__Requirement__.
Each entry below must be repeated exactly, with pictures left out.

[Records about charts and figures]
════════
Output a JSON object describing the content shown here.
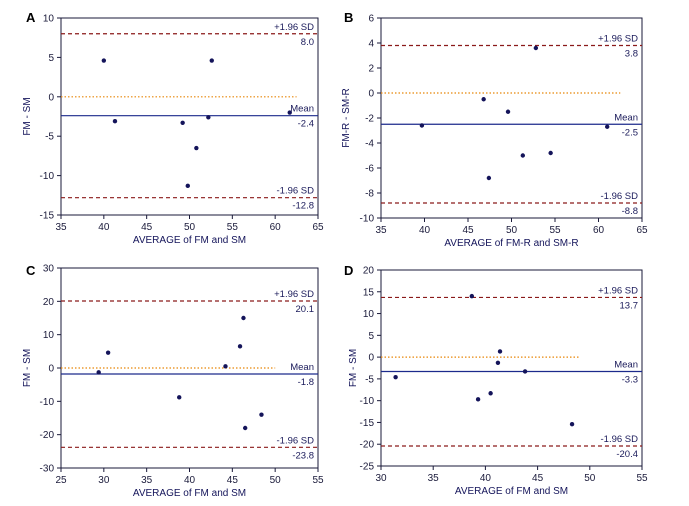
{
  "figure": {
    "colors": {
      "axis": "#1a1a3a",
      "mean_line": "#1c2a8c",
      "sd_line": "#8b1a1a",
      "zero_line": "#e8870a",
      "points": "#14145a"
    }
  },
  "chart_data": [
    {
      "panel_label": "A",
      "type": "scatter",
      "xlabel": "AVERAGE of FM and SM",
      "ylabel": "FM - SM",
      "xlim": [
        35,
        65
      ],
      "ylim": [
        -15,
        10
      ],
      "xticks": [
        35,
        40,
        45,
        50,
        55,
        60,
        65
      ],
      "yticks": [
        10,
        5,
        0,
        -5,
        -10,
        -15
      ],
      "points": [
        {
          "x": 40.0,
          "y": 4.6
        },
        {
          "x": 41.3,
          "y": -3.1
        },
        {
          "x": 49.2,
          "y": -3.3
        },
        {
          "x": 49.8,
          "y": -11.3
        },
        {
          "x": 50.8,
          "y": -6.5
        },
        {
          "x": 52.2,
          "y": -2.6
        },
        {
          "x": 52.6,
          "y": 4.6
        },
        {
          "x": 61.7,
          "y": -2.0
        }
      ],
      "upper": {
        "label": "+1.96 SD",
        "value": 8.0,
        "value_label": "8.0"
      },
      "mean": {
        "label": "Mean",
        "value": -2.4,
        "value_label": "-2.4"
      },
      "lower": {
        "label": "-1.96 SD",
        "value": -12.8,
        "value_label": "-12.8"
      },
      "zero_line_x_end": 62.5
    },
    {
      "panel_label": "B",
      "type": "scatter",
      "xlabel": "AVERAGE of FM-R and SM-R",
      "ylabel": "FM-R - SM-R",
      "xlim": [
        35,
        65
      ],
      "ylim": [
        -10,
        6
      ],
      "xticks": [
        35,
        40,
        45,
        50,
        55,
        60,
        65
      ],
      "yticks": [
        6,
        4,
        2,
        0,
        -2,
        -4,
        -6,
        -8,
        -10
      ],
      "points": [
        {
          "x": 39.7,
          "y": -2.6
        },
        {
          "x": 46.8,
          "y": -0.5
        },
        {
          "x": 47.4,
          "y": -6.8
        },
        {
          "x": 49.6,
          "y": -1.5
        },
        {
          "x": 51.3,
          "y": -5.0
        },
        {
          "x": 52.8,
          "y": 3.6
        },
        {
          "x": 54.5,
          "y": -4.8
        },
        {
          "x": 61.0,
          "y": -2.7
        }
      ],
      "upper": {
        "label": "+1.96 SD",
        "value": 3.8,
        "value_label": "3.8"
      },
      "mean": {
        "label": "Mean",
        "value": -2.5,
        "value_label": "-2.5"
      },
      "lower": {
        "label": "-1.96 SD",
        "value": -8.8,
        "value_label": "-8.8"
      },
      "zero_line_x_end": 62.5
    },
    {
      "panel_label": "C",
      "type": "scatter",
      "xlabel": "AVERAGE of FM and SM",
      "ylabel": "FM - SM",
      "xlim": [
        25,
        55
      ],
      "ylim": [
        -30,
        30
      ],
      "xticks": [
        25,
        30,
        35,
        40,
        45,
        50,
        55
      ],
      "yticks": [
        30,
        20,
        10,
        0,
        -10,
        -20,
        -30
      ],
      "points": [
        {
          "x": 29.4,
          "y": -1.3
        },
        {
          "x": 30.5,
          "y": 4.6
        },
        {
          "x": 38.8,
          "y": -8.8
        },
        {
          "x": 44.2,
          "y": 0.5
        },
        {
          "x": 45.9,
          "y": 6.5
        },
        {
          "x": 46.3,
          "y": 15.0
        },
        {
          "x": 46.5,
          "y": -18.0
        },
        {
          "x": 48.4,
          "y": -14.0
        }
      ],
      "upper": {
        "label": "+1.96 SD",
        "value": 20.1,
        "value_label": "20.1"
      },
      "mean": {
        "label": "Mean",
        "value": -1.8,
        "value_label": "-1.8"
      },
      "lower": {
        "label": "-1.96 SD",
        "value": -23.8,
        "value_label": "-23.8"
      },
      "zero_line_x_end": 50.0
    },
    {
      "panel_label": "D",
      "type": "scatter",
      "xlabel": "AVERAGE of FM and SM",
      "ylabel": "FM - SM",
      "xlim": [
        30,
        55
      ],
      "ylim": [
        -25,
        20
      ],
      "xticks": [
        30,
        35,
        40,
        45,
        50,
        55
      ],
      "yticks": [
        20,
        15,
        10,
        5,
        0,
        -5,
        -10,
        -15,
        -20,
        -25
      ],
      "points": [
        {
          "x": 31.4,
          "y": -4.6
        },
        {
          "x": 38.7,
          "y": 14.0
        },
        {
          "x": 39.3,
          "y": -9.7
        },
        {
          "x": 40.5,
          "y": -8.3
        },
        {
          "x": 41.2,
          "y": -1.3
        },
        {
          "x": 41.4,
          "y": 1.3
        },
        {
          "x": 43.8,
          "y": -3.3
        },
        {
          "x": 48.3,
          "y": -15.4
        }
      ],
      "upper": {
        "label": "+1.96 SD",
        "value": 13.7,
        "value_label": "13.7"
      },
      "mean": {
        "label": "Mean",
        "value": -3.3,
        "value_label": "-3.3"
      },
      "lower": {
        "label": "-1.96 SD",
        "value": -20.4,
        "value_label": "-20.4"
      },
      "zero_line_x_end": 49.0
    }
  ]
}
════════
__Exercise response__.
Output a JSON object describing the content shown here.
{
  "figure": {
    "colors": {
      "axis": "#1a1a3a",
      "mean_line": "#1c2a8c",
      "sd_line": "#8b1a1a",
      "zero_line": "#e8870a",
      "points": "#14145a"
    }
  },
  "chart_data": [
    {
      "panel_label": "A",
      "type": "scatter",
      "xlabel": "AVERAGE of FM and SM",
      "ylabel": "FM - SM",
      "xlim": [
        35,
        65
      ],
      "ylim": [
        -15,
        10
      ],
      "xticks": [
        35,
        40,
        45,
        50,
        55,
        60,
        65
      ],
      "yticks": [
        10,
        5,
        0,
        -5,
        -10,
        -15
      ],
      "points": [
        {
          "x": 40.0,
          "y": 4.6
        },
        {
          "x": 41.3,
          "y": -3.1
        },
        {
          "x": 49.2,
          "y": -3.3
        },
        {
          "x": 49.8,
          "y": -11.3
        },
        {
          "x": 50.8,
          "y": -6.5
        },
        {
          "x": 52.2,
          "y": -2.6
        },
        {
          "x": 52.6,
          "y": 4.6
        },
        {
          "x": 61.7,
          "y": -2.0
        }
      ],
      "upper": {
        "label": "+1.96 SD",
        "value": 8.0,
        "value_label": "8.0"
      },
      "mean": {
        "label": "Mean",
        "value": -2.4,
        "value_label": "-2.4"
      },
      "lower": {
        "label": "-1.96 SD",
        "value": -12.8,
        "value_label": "-12.8"
      },
      "zero_line_x_end": 62.5
    },
    {
      "panel_label": "B",
      "type": "scatter",
      "xlabel": "AVERAGE of FM-R and SM-R",
      "ylabel": "FM-R - SM-R",
      "xlim": [
        35,
        65
      ],
      "ylim": [
        -10,
        6
      ],
      "xticks": [
        35,
        40,
        45,
        50,
        55,
        60,
        65
      ],
      "yticks": [
        6,
        4,
        2,
        0,
        -2,
        -4,
        -6,
        -8,
        -10
      ],
      "points": [
        {
          "x": 39.7,
          "y": -2.6
        },
        {
          "x": 46.8,
          "y": -0.5
        },
        {
          "x": 47.4,
          "y": -6.8
        },
        {
          "x": 49.6,
          "y": -1.5
        },
        {
          "x": 51.3,
          "y": -5.0
        },
        {
          "x": 52.8,
          "y": 3.6
        },
        {
          "x": 54.5,
          "y": -4.8
        },
        {
          "x": 61.0,
          "y": -2.7
        }
      ],
      "upper": {
        "label": "+1.96 SD",
        "value": 3.8,
        "value_label": "3.8"
      },
      "mean": {
        "label": "Mean",
        "value": -2.5,
        "value_label": "-2.5"
      },
      "lower": {
        "label": "-1.96 SD",
        "value": -8.8,
        "value_label": "-8.8"
      },
      "zero_line_x_end": 62.5
    },
    {
      "panel_label": "C",
      "type": "scatter",
      "xlabel": "AVERAGE of FM and SM",
      "ylabel": "FM - SM",
      "xlim": [
        25,
        55
      ],
      "ylim": [
        -30,
        30
      ],
      "xticks": [
        25,
        30,
        35,
        40,
        45,
        50,
        55
      ],
      "yticks": [
        30,
        20,
        10,
        0,
        -10,
        -20,
        -30
      ],
      "points": [
        {
          "x": 29.4,
          "y": -1.3
        },
        {
          "x": 30.5,
          "y": 4.6
        },
        {
          "x": 38.8,
          "y": -8.8
        },
        {
          "x": 44.2,
          "y": 0.5
        },
        {
          "x": 45.9,
          "y": 6.5
        },
        {
          "x": 46.3,
          "y": 15.0
        },
        {
          "x": 46.5,
          "y": -18.0
        },
        {
          "x": 48.4,
          "y": -14.0
        }
      ],
      "upper": {
        "label": "+1.96 SD",
        "value": 20.1,
        "value_label": "20.1"
      },
      "mean": {
        "label": "Mean",
        "value": -1.8,
        "value_label": "-1.8"
      },
      "lower": {
        "label": "-1.96 SD",
        "value": -23.8,
        "value_label": "-23.8"
      },
      "zero_line_x_end": 50.0
    },
    {
      "panel_label": "D",
      "type": "scatter",
      "xlabel": "AVERAGE of FM and SM",
      "ylabel": "FM - SM",
      "xlim": [
        30,
        55
      ],
      "ylim": [
        -25,
        20
      ],
      "xticks": [
        30,
        35,
        40,
        45,
        50,
        55
      ],
      "yticks": [
        20,
        15,
        10,
        5,
        0,
        -5,
        -10,
        -15,
        -20,
        -25
      ],
      "points": [
        {
          "x": 31.4,
          "y": -4.6
        },
        {
          "x": 38.7,
          "y": 14.0
        },
        {
          "x": 39.3,
          "y": -9.7
        },
        {
          "x": 40.5,
          "y": -8.3
        },
        {
          "x": 41.2,
          "y": -1.3
        },
        {
          "x": 41.4,
          "y": 1.3
        },
        {
          "x": 43.8,
          "y": -3.3
        },
        {
          "x": 48.3,
          "y": -15.4
        }
      ],
      "upper": {
        "label": "+1.96 SD",
        "value": 13.7,
        "value_label": "13.7"
      },
      "mean": {
        "label": "Mean",
        "value": -3.3,
        "value_label": "-3.3"
      },
      "lower": {
        "label": "-1.96 SD",
        "value": -20.4,
        "value_label": "-20.4"
      },
      "zero_line_x_end": 49.0
    }
  ]
}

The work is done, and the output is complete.